Exercise instructions: Pictures stay out of the copy; set down each line of the listing below exactly.

Data records:
━━━━━━━━━━━━━━━━

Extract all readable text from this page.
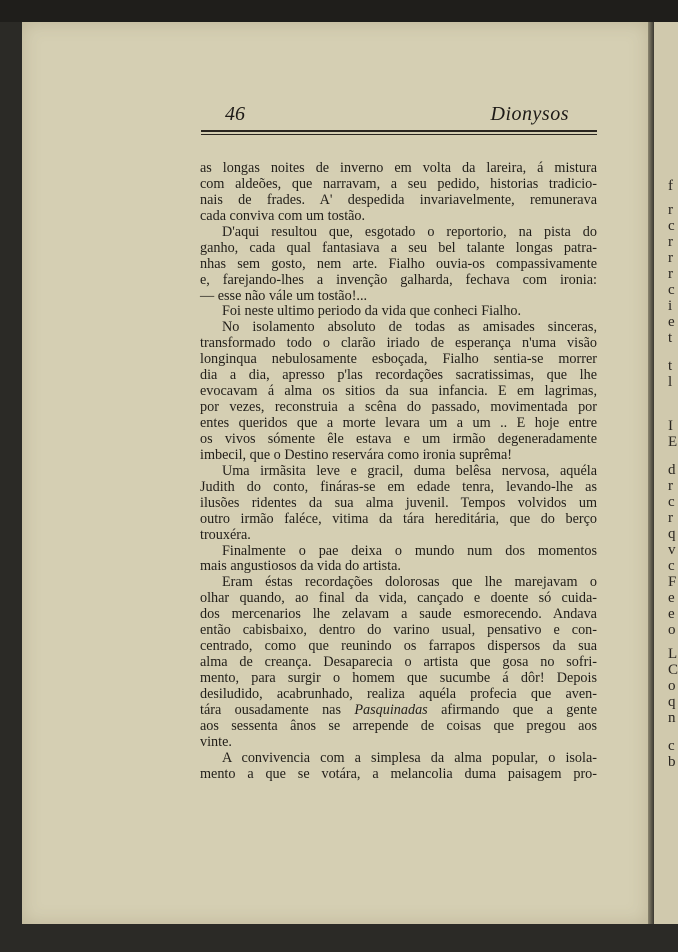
f
r
c
r
r
r
c
i
e
t
t
l
I
E
d
r
c
r
q
v
c
F
e
e
o
L
C
o
q
n
c
b
46	Dionysos
as longas noites de inverno em volta da lareira, á mistura
com aldeões, que narravam, a seu pedido, historias tradicio-
nais de frades. A' despedida invariavelmente, remunerava
cada conviva com um tostão.
D'aqui resultou que, esgotado o reportorio, na pista do
ganho, cada qual fantasiava a seu bel talante longas patra-
nhas sem gosto, nem arte. Fialho ouvia-os compassivamente
e, farejando-lhes a invenção galharda, fechava com ironia:
— esse não vále um tostão!...
Foi neste ultimo periodo da vida que conheci Fialho.
No isolamento absoluto de todas as amisades sinceras,
transformado todo o clarão iriado de esperança n'uma visão
longinqua nebulosamente esboçada, Fialho sentia-se morrer
dia a dia, apresso p'las recordações sacratissimas, que lhe
evocavam á alma os sitios da sua infancia. E em lagrimas,
por vezes, reconstruia a scêna do passado, movimentada por
entes queridos que a morte levara um a um .. E hoje entre
os vivos sómente êle estava e um irmão degeneradamente
imbecil, que o Destino reservára como ironia suprêma!
Uma irmãsita leve e gracil, duma belêsa nervosa, aquéla
Judith do conto, fináras-se em edade tenra, levando-lhe as
ilusões ridentes da sua alma juvenil. Tempos volvidos um
outro irmão faléce, vitima da tára hereditária, que do berço
trouxéra.
Finalmente o pae deixa o mundo num dos momentos
mais angustiosos da vida do artista.
Eram éstas recordações dolorosas que lhe marejavam o
olhar quando, ao final da vida, cançado e doente só cuida-
dos mercenarios lhe zelavam a saude esmorecendo. Andava
então cabisbaixo, dentro do varino usual, pensativo e con-
centrado, como que reunindo os farrapos dispersos da sua
alma de creança. Desaparecia o artista que gosa no sofri-
mento, para surgir o homem que sucumbe á dôr! Depois
desiludido, acabrunhado, realiza aquéla profecia que aven-
tára ousadamente nas Pasquinadas afirmando que a gente
aos sessenta ânos se arrepende de coisas que pregou aos
vinte.
A convivencia com a simplesa da alma popular, o isola-
mento a que se votára, a melancolia duma paisagem pro-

━━━━━━━━━━━━━━━━

Result:
Extract all readable text from this page.
f
r
c
r
r
r
c
i
e
t
t
l
I
E
d
r
c
r
q
v
c
F
e
e
o
L
C
o
q
n
c
b
46	Dionysos
as longas noites de inverno em volta da lareira, á mistura
com aldeões, que narravam, a seu pedido, historias tradicio-
nais de frades. A' despedida invariavelmente, remunerava
cada conviva com um tostão.
D'aqui resultou que, esgotado o reportorio, na pista do
ganho, cada qual fantasiava a seu bel talante longas patra-
nhas sem gosto, nem arte. Fialho ouvia-os compassivamente
e, farejando-lhes a invenção galharda, fechava com ironia:
— esse não vále um tostão!...
Foi neste ultimo periodo da vida que conheci Fialho.
No isolamento absoluto de todas as amisades sinceras,
transformado todo o clarão iriado de esperança n'uma visão
longinqua nebulosamente esboçada, Fialho sentia-se morrer
dia a dia, apresso p'las recordações sacratissimas, que lhe
evocavam á alma os sitios da sua infancia. E em lagrimas,
por vezes, reconstruia a scêna do passado, movimentada por
entes queridos que a morte levara um a um .. E hoje entre
os vivos sómente êle estava e um irmão degeneradamente
imbecil, que o Destino reservára como ironia suprêma!
Uma irmãsita leve e gracil, duma belêsa nervosa, aquéla
Judith do conto, fináras-se em edade tenra, levando-lhe as
ilusões ridentes da sua alma juvenil. Tempos volvidos um
outro irmão faléce, vitima da tára hereditária, que do berço
trouxéra.
Finalmente o pae deixa o mundo num dos momentos
mais angustiosos da vida do artista.
Eram éstas recordações dolorosas que lhe marejavam o
olhar quando, ao final da vida, cançado e doente só cuida-
dos mercenarios lhe zelavam a saude esmorecendo. Andava
então cabisbaixo, dentro do varino usual, pensativo e con-
centrado, como que reunindo os farrapos dispersos da sua
alma de creança. Desaparecia o artista que gosa no sofri-
mento, para surgir o homem que sucumbe á dôr! Depois
desiludido, acabrunhado, realiza aquéla profecia que aven-
tára ousadamente nas Pasquinadas afirmando que a gente
aos sessenta ânos se arrepende de coisas que pregou aos
vinte.
A convivencia com a simplesa da alma popular, o isola-
mento a que se votára, a melancolia duma paisagem pro-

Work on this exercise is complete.